» **QUOTED PASSAGE**:
=====
# New Here and need some help quickly (long post, sorry)



## LabLover (Sep 11, 2008)

deleted


----------



## rtsaintly (Oct 19, 2007)

Hi,

I can empathise, we have just had first unsuccessful ED attempt. For me though I dont feel upset at having to use ED, as I feel lucky to be able to carry a child at all....this for us is just a technicality to get us there - and like unassisted natural pregnancy, things can go wrong. We felt that from the beginning, and it meant that when it was unsuccessful we were able to be pragmatic about it, despite being devastated. As I'm mixed race we have been advised it could be 8 years before someone suitable comes along. I suppose thats the most difficult thing for us to come to terms with. Its important though, because the heritage of the donor person with also be the heritage of our child. 

I felt as disappointed for our donor (who like us has fertility problems, and would have been donating to help with the cost of her own treatment). She probably didnt feel that lucky when she woke to find that it hadnt gone to plan, and they had only been able to retrieve 5 eggs. We felt as much for her as we did for ourselves, and hope that everything goes to plan for her - she was doing an amazing thing for us. I believe in charity (if thats the right word), that people should do things for each other whenever they can- and I will accept help when I need it, and give it to others when I can.

There are so many emotions (and hormones!) swirling around at a time like this, I sometimes have to sit back and force myself to look at it objectively. I know other people might not agree, but for us, having a child is not a right, and so we dont feel something has been taken away unfairly. We are very lucky that we can choose to consider DE, that we can afford to (by remortgaging!), and that there are Donors out there willing to give eggs. 

I hope that you and DH sort it out, and that you get the baby you so want 

Rachel xx


----------



## LabLover (Sep 11, 2008)
=====
» **STUDY MATERIAL**:
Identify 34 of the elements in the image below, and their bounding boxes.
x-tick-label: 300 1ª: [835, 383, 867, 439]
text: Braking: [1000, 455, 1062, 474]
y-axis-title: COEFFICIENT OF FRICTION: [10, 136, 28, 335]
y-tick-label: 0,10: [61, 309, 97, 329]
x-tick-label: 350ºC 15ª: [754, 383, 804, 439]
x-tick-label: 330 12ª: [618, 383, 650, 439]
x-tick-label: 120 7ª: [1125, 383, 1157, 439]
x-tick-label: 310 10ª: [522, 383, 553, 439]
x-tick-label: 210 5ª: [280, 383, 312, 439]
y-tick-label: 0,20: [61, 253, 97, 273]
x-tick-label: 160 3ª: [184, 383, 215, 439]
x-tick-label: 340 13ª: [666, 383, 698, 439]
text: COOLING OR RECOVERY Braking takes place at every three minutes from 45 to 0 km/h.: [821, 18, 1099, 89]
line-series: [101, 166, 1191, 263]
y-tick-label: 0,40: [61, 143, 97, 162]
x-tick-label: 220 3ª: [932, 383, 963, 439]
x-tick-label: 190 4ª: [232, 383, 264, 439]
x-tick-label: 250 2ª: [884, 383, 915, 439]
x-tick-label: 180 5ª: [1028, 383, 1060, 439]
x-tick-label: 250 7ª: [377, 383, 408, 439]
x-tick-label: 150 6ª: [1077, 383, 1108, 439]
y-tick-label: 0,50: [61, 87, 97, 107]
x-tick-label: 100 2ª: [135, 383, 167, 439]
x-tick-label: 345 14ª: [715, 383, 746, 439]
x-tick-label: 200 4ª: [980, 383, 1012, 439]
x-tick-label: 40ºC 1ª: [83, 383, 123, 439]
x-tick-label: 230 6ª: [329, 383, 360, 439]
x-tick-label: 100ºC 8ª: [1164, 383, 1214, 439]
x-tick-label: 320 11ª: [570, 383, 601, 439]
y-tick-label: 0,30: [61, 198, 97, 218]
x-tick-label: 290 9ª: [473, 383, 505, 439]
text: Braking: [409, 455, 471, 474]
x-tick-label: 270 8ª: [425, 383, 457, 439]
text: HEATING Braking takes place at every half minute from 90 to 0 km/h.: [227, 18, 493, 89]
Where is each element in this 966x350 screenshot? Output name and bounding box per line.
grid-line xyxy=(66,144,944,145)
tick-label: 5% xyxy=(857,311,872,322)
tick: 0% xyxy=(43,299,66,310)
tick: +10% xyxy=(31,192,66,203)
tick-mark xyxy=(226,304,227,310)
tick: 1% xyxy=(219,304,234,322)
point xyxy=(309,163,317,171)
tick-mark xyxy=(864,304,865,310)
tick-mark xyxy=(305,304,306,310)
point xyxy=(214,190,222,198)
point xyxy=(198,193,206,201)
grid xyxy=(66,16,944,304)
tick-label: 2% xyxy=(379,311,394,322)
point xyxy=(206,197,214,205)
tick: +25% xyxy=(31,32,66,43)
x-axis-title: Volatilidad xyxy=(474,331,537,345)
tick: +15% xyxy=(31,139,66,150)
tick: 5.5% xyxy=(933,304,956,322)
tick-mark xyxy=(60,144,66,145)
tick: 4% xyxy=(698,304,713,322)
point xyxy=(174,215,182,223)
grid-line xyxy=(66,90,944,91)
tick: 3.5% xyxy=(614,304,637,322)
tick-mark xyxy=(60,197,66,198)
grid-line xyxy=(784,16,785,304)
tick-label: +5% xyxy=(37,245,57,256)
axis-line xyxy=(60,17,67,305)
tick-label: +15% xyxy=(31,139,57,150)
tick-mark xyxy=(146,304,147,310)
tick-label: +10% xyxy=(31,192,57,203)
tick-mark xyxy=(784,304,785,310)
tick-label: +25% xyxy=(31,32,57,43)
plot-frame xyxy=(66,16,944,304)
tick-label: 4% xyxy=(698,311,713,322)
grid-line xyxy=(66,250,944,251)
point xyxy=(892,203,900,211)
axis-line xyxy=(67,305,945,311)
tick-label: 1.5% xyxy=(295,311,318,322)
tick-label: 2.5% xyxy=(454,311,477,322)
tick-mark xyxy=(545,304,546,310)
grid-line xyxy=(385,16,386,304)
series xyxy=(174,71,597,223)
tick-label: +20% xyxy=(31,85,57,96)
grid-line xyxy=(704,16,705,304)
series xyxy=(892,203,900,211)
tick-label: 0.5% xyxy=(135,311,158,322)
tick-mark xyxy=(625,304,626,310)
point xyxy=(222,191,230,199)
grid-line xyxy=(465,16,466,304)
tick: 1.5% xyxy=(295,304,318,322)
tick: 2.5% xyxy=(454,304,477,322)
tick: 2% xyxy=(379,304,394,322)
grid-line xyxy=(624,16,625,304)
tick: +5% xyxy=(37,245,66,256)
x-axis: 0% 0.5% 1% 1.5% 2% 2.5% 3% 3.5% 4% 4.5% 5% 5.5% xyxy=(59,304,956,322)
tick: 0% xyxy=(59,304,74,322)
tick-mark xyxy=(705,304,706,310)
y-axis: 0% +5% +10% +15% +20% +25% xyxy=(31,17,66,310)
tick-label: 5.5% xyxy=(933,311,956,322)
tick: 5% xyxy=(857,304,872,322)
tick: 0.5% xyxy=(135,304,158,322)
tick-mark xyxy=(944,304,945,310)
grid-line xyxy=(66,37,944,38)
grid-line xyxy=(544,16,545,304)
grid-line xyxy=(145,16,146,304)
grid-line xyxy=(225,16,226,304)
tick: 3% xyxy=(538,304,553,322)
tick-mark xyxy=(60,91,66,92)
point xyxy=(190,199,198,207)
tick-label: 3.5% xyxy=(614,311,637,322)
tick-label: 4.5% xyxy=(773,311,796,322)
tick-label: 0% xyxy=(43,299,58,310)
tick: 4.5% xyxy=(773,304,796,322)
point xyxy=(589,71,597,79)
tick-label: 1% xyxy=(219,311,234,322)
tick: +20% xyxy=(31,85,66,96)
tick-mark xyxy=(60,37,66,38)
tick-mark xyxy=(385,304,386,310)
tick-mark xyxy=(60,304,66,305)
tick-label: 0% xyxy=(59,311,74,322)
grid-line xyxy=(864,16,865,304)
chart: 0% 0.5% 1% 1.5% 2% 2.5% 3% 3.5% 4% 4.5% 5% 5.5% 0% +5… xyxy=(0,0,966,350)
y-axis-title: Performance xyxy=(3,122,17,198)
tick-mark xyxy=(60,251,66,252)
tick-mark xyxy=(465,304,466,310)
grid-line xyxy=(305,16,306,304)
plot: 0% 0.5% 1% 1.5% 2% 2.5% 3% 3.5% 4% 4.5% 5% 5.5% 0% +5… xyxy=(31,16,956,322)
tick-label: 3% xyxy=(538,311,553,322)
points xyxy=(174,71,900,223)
=====
» **REQUIREMENT A**:
In the egg donation thread, why does the poster say that finding a suitable donor matters, even though it may take years? Answer in one to three sentences.
» **REQUIREMENT B**:
According to the egg donation thread, how many eggs were retrieved from the donor?

» **YOUR SOLUTION A**:
The poster says it matters because the donor's heritage will also be the heritage of the child. Because the poster is mixed race, they were advised that a suitable donor might not come along for 8 years.

» **YOUR SOLUTION B**:
Five eggs were retrieved.